### Data for this task
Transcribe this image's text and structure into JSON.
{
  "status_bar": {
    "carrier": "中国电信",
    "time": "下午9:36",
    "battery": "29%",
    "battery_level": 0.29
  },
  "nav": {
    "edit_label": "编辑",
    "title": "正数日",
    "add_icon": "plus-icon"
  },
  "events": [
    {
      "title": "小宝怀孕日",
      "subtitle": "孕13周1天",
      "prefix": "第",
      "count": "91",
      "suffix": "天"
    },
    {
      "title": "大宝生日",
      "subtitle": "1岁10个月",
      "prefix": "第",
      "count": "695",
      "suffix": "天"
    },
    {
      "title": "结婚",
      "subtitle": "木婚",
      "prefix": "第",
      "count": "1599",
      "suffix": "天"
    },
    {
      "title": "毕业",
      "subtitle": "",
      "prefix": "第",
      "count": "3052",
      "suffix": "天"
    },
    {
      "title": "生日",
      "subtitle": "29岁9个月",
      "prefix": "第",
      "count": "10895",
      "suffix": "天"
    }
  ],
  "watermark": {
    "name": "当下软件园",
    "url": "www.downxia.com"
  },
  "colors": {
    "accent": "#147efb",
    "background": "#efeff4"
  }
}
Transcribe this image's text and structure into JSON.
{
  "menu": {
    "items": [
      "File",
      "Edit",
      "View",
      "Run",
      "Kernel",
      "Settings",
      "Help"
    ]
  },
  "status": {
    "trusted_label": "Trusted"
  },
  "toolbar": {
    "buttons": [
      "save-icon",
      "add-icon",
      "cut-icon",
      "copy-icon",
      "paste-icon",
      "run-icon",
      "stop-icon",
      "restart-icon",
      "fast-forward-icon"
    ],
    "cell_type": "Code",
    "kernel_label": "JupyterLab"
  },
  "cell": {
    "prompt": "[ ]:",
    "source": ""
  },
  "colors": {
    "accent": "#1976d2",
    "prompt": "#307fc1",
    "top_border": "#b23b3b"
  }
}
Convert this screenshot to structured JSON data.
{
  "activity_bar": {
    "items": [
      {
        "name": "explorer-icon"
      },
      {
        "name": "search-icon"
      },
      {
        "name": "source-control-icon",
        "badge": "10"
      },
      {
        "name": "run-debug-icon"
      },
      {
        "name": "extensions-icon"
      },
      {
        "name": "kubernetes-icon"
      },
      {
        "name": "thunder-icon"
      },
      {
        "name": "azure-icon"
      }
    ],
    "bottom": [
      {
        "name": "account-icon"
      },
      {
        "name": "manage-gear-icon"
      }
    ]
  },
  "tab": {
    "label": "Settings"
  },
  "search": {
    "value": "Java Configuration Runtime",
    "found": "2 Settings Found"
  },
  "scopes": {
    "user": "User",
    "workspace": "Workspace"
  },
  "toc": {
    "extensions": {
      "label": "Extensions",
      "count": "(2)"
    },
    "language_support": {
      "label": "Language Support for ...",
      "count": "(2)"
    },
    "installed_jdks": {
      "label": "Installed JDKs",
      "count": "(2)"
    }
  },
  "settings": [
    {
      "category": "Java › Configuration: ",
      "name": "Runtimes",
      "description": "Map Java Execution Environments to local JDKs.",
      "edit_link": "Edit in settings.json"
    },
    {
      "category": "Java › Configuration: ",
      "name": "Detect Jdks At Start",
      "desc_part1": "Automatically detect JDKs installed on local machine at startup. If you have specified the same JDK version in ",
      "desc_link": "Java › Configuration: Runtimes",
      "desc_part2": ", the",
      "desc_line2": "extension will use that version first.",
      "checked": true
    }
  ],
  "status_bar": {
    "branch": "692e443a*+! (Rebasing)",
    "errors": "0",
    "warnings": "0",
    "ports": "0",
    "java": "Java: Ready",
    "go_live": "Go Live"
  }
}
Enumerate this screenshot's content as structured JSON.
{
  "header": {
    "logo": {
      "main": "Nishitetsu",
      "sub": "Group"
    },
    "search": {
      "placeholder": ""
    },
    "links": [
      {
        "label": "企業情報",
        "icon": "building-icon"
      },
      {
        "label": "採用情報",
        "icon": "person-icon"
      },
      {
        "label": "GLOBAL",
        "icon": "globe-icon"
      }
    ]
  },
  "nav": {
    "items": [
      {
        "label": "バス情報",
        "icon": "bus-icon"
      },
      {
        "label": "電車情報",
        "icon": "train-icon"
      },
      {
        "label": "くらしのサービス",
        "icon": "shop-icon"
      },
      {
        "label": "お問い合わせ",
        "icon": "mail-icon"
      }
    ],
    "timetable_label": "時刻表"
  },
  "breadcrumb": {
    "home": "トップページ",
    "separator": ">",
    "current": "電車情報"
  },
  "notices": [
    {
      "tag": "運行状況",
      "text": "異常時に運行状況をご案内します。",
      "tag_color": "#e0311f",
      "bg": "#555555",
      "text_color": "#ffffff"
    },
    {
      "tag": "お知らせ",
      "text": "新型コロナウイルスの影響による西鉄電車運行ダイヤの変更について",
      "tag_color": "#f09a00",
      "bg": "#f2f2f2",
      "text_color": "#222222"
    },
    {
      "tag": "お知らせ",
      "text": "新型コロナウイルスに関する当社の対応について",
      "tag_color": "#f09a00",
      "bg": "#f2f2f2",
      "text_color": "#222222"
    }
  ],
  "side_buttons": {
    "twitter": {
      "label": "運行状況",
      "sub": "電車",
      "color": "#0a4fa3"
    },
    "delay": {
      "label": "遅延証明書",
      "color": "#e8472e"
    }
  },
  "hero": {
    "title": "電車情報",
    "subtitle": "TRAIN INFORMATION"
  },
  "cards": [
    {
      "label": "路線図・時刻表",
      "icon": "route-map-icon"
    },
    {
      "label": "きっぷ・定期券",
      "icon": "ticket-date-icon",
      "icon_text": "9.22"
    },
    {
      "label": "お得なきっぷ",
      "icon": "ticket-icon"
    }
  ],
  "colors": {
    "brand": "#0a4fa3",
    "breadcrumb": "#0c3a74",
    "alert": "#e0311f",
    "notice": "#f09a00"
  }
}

### What the task asks
Check each line above for the string "screenshot" and report how many lines have it, giving only the number.

### Solution for this exercise
2